Given task:
What follows is a listing. Return every line of it exactly.
Start of Source records
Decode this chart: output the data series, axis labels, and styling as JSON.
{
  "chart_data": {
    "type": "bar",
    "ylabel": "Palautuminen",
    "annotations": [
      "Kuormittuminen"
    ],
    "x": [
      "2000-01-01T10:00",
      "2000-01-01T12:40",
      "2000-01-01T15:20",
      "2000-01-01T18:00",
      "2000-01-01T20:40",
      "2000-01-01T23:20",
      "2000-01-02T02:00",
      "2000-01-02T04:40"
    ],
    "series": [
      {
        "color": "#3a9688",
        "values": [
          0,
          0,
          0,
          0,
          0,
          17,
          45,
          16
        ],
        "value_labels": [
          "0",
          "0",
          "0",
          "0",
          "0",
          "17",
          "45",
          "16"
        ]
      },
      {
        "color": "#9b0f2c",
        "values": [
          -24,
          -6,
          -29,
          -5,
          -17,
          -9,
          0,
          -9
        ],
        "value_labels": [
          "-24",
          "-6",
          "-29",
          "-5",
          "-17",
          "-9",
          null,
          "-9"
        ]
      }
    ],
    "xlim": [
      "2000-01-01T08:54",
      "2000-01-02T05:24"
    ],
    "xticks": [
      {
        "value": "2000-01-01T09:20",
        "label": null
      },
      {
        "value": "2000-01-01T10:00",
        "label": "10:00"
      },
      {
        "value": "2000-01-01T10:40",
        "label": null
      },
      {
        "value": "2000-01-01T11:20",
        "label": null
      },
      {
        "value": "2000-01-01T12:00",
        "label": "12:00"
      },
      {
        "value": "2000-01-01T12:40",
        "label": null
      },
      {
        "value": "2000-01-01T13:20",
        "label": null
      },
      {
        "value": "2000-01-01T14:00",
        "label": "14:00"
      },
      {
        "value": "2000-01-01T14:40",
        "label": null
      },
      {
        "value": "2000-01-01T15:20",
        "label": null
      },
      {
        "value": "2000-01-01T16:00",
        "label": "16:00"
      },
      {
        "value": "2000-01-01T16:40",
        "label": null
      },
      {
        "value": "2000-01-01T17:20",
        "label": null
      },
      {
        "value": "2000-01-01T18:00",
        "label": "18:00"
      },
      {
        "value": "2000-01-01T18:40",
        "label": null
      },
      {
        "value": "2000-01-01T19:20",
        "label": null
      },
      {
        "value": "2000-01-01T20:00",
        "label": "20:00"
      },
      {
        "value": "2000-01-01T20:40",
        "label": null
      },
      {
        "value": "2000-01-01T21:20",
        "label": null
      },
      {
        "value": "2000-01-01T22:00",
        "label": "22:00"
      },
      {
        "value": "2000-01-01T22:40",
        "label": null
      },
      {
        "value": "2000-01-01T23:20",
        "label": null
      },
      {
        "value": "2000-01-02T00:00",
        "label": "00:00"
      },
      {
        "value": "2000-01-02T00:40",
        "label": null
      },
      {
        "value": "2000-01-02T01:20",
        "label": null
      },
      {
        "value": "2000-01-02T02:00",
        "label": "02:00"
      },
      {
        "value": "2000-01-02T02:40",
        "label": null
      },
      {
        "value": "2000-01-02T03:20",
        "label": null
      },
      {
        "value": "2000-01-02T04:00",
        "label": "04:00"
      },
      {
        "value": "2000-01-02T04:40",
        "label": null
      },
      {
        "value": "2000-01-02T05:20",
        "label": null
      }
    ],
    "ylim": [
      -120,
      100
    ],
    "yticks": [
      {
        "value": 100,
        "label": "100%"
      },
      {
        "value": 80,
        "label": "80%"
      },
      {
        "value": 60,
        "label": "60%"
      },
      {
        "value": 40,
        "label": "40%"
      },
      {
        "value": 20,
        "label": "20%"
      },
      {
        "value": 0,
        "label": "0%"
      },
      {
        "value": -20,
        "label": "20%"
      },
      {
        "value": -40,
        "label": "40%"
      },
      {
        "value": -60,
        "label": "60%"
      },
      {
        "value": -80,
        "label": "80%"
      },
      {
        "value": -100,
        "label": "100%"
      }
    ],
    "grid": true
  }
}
End of Source records
Reply:
Decode this chart: output the data series, axis labels, and styling as JSON.
{
  "chart_data": {
    "type": "bar",
    "ylabel": "Palautuminen",
    "annotations": [
      "Kuormittuminen"
    ],
    "x": [
      "2000-01-01T10:00",
      "2000-01-01T12:40",
      "2000-01-01T15:20",
      "2000-01-01T18:00",
      "2000-01-01T20:40",
      "2000-01-01T23:20",
      "2000-01-02T02:00",
      "2000-01-02T04:40"
    ],
    "series": [
      {
        "color": "#3a9688",
        "values": [
          0,
          0,
          0,
          0,
          0,
          17,
          45,
          16
        ],
        "value_labels": [
          "0",
          "0",
          "0",
          "0",
          "0",
          "17",
          "45",
          "16"
        ]
      },
      {
        "color": "#9b0f2c",
        "values": [
          -24,
          -6,
          -29,
          -5,
          -17,
          -9,
          0,
          -9
        ],
        "value_labels": [
          "-24",
          "-6",
          "-29",
          "-5",
          "-17",
          "-9",
          null,
          "-9"
        ]
      }
    ],
    "xlim": [
      "2000-01-01T08:54",
      "2000-01-02T05:24"
    ],
    "xticks": [
      {
        "value": "2000-01-01T09:20",
        "label": null
      },
      {
        "value": "2000-01-01T10:00",
        "label": "10:00"
      },
      {
        "value": "2000-01-01T10:40",
        "label": null
      },
      {
        "value": "2000-01-01T11:20",
        "label": null
      },
      {
        "value": "2000-01-01T12:00",
        "label": "12:00"
      },
      {
        "value": "2000-01-01T12:40",
        "label": null
      },
      {
        "value": "2000-01-01T13:20",
        "label": null
      },
      {
        "value": "2000-01-01T14:00",
        "label": "14:00"
      },
      {
        "value": "2000-01-01T14:40",
        "label": null
      },
      {
        "value": "2000-01-01T15:20",
        "label": null
      },
      {
        "value": "2000-01-01T16:00",
        "label": "16:00"
      },
      {
        "value": "2000-01-01T16:40",
        "label": null
      },
      {
        "value": "2000-01-01T17:20",
        "label": null
      },
      {
        "value": "2000-01-01T18:00",
        "label": "18:00"
      },
      {
        "value": "2000-01-01T18:40",
        "label": null
      },
      {
        "value": "2000-01-01T19:20",
        "label": null
      },
      {
        "value": "2000-01-01T20:00",
        "label": "20:00"
      },
      {
        "value": "2000-01-01T20:40",
        "label": null
      },
      {
        "value": "2000-01-01T21:20",
        "label": null
      },
      {
        "value": "2000-01-01T22:00",
        "label": "22:00"
      },
      {
        "value": "2000-01-01T22:40",
        "label": null
      },
      {
        "value": "2000-01-01T23:20",
        "label": null
      },
      {
        "value": "2000-01-02T00:00",
        "label": "00:00"
      },
      {
        "value": "2000-01-02T00:40",
        "label": null
      },
      {
        "value": "2000-01-02T01:20",
        "label": null
      },
      {
        "value": "2000-01-02T02:00",
        "label": "02:00"
      },
      {
        "value": "2000-01-02T02:40",
        "label": null
      },
      {
        "value": "2000-01-02T03:20",
        "label": null
      },
      {
        "value": "2000-01-02T04:00",
        "label": "04:00"
      },
      {
        "value": "2000-01-02T04:40",
        "label": null
      },
      {
        "value": "2000-01-02T05:20",
        "label": null
      }
    ],
    "ylim": [
      -120,
      100
    ],
    "yticks": [
      {
        "value": 100,
        "label": "100%"
      },
      {
        "value": 80,
        "label": "80%"
      },
      {
        "value": 60,
        "label": "60%"
      },
      {
        "value": 40,
        "label": "40%"
      },
      {
        "value": 20,
        "label": "20%"
      },
      {
        "value": 0,
        "label": "0%"
      },
      {
        "value": -20,
        "label": "20%"
      },
      {
        "value": -40,
        "label": "40%"
      },
      {
        "value": -60,
        "label": "60%"
      },
      {
        "value": -80,
        "label": "80%"
      },
      {
        "value": -100,
        "label": "100%"
      }
    ],
    "grid": true
  }
}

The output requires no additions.